_УСЛОВИЕ ЗАДАНИЯ_. Из каких двух компонентов, согласно тексту для чтения, состоит большинство лексических понятий?

_ТЕКСТ ДЛЯ ЧТЕНИЯ_.
Замена перцептивных парадигм схемами, в значительной степени функциональными по своей природе, знаменует в книге Миллера и Джонсон-Лэрда переход с перцептивного на концептуальный уровень описания. Одновременно, запись Table (x), превратившись в TABLE (x), перестает обозначать просто звуковой комплекс и наполняется понятийным содержанием, ибо ассоциация фонологической цепочки с тем или иным классом объектов сама по себе не способна придать ей внутреннее содержание. Только понятие, лежащее в основе этой связи и занимающее определенное место в общей понятийной системе человека, наполняет соответствующую звуковую оболочку значением [Там же 231-233].

Развитие у человека представлений о том или ином понятии и его связях с другими понятиями - процесс индивидуальный, но в любом случае знание человека о мире гораздо богаче сведений о перцептивных характеристиках отдельных объектов. Авторы особо подчеркивают, что их интерес как психологов заключается в выявлении и описании знаний среднего индивида (average person), а не специалиста. Предлагаемые ими схемы призваны отразить именно знание и поверхностные стереотипы среднего человека, а не свежие научные данные [Там же: 234-235].

Согласно концепции Дж. Миллера и Ф. Джонсон-Лэрда, каждое слово выражает лексическое понятие. Лексическое понятие, по их словам, - это «все, что способно быть значением слова» [Там же: 696]. В соответствии с этой формулировкой, значением наделяются даже дейктические слова: считается, что процедуры, определяющие их денотацию в том или ином контексте, сообщают им значение Авторы утверждают, что большинство лексических понятий состоит из двух компонентов - дефиниционного, основанного на функционально-перцептивной схеме, обеспечивающей распознавание соответствующих объектов, и коннотативного, заключающего в себе информацию,

связанную со словом, в частности, о связях данного понятия с другими понятиями [Там же].

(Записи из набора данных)

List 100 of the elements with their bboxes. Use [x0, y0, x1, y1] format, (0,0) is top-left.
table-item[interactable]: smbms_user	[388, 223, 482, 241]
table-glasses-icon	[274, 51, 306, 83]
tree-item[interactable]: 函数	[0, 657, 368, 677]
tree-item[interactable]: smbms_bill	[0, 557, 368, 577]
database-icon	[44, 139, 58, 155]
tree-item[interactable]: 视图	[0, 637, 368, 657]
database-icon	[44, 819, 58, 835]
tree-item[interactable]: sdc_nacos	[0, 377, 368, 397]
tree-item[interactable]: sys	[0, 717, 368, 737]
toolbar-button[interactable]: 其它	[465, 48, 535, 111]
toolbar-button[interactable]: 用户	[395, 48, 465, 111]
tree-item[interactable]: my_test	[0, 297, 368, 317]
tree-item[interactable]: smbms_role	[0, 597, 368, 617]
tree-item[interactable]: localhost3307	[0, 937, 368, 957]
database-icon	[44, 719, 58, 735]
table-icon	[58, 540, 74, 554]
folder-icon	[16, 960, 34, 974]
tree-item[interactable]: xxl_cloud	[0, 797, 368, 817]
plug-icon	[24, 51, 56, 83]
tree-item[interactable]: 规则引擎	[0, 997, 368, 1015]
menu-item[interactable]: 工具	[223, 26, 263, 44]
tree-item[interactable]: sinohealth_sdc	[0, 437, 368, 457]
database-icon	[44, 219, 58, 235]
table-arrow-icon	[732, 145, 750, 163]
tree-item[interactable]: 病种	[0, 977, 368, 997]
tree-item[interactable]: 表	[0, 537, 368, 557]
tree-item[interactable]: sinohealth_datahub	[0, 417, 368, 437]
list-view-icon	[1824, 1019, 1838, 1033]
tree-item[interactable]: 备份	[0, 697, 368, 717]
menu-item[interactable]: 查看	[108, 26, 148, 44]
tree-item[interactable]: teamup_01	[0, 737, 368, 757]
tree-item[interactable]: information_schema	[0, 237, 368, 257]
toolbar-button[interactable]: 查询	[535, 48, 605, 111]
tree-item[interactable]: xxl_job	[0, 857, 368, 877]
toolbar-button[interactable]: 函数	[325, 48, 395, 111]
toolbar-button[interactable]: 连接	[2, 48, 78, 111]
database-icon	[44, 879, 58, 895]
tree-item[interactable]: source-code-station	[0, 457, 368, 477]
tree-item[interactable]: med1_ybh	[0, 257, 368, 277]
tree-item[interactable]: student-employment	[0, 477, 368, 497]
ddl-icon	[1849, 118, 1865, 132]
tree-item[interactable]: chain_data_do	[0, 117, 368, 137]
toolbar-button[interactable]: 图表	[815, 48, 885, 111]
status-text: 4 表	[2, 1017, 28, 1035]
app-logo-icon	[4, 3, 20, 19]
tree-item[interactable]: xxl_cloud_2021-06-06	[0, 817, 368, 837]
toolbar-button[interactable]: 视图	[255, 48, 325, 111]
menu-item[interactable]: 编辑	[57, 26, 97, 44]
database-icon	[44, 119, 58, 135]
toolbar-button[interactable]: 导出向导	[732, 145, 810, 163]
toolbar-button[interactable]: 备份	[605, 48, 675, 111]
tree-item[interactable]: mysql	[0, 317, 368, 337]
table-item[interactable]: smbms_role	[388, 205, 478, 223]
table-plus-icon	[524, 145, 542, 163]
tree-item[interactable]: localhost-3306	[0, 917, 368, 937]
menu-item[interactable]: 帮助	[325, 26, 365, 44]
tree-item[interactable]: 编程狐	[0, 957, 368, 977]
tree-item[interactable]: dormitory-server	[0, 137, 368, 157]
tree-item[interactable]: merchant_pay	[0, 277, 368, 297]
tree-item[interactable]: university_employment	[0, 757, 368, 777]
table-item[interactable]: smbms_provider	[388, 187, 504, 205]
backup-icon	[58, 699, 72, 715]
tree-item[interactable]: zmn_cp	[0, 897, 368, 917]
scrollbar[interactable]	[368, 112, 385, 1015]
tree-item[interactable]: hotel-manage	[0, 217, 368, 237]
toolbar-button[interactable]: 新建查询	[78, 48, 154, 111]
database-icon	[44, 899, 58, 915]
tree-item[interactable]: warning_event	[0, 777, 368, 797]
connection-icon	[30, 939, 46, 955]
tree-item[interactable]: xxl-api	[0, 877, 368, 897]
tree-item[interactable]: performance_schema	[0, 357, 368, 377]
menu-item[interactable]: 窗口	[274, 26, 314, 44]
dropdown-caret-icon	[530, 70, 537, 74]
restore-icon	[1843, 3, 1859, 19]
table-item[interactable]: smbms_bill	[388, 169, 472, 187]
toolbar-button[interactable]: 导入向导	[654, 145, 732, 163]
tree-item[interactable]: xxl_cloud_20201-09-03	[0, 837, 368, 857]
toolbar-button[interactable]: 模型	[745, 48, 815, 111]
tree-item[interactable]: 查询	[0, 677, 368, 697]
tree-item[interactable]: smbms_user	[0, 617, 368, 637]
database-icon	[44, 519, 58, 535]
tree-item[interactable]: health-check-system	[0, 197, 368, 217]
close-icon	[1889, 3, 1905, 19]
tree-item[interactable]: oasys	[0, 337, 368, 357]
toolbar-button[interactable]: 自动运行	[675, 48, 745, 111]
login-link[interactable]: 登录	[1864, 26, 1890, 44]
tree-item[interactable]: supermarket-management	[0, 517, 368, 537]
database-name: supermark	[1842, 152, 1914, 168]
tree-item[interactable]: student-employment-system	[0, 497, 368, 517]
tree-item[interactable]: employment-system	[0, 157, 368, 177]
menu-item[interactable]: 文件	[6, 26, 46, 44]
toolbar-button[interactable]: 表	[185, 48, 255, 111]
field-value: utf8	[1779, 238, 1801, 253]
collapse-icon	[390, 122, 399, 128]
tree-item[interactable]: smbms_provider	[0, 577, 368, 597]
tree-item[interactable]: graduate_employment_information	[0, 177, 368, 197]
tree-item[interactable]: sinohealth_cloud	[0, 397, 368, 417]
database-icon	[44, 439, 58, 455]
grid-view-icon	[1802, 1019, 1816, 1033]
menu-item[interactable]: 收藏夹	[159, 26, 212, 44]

_РЕШЕНИЕ ЗАДАНИЯ_. Из дефиниционного и коннотативного компонентов.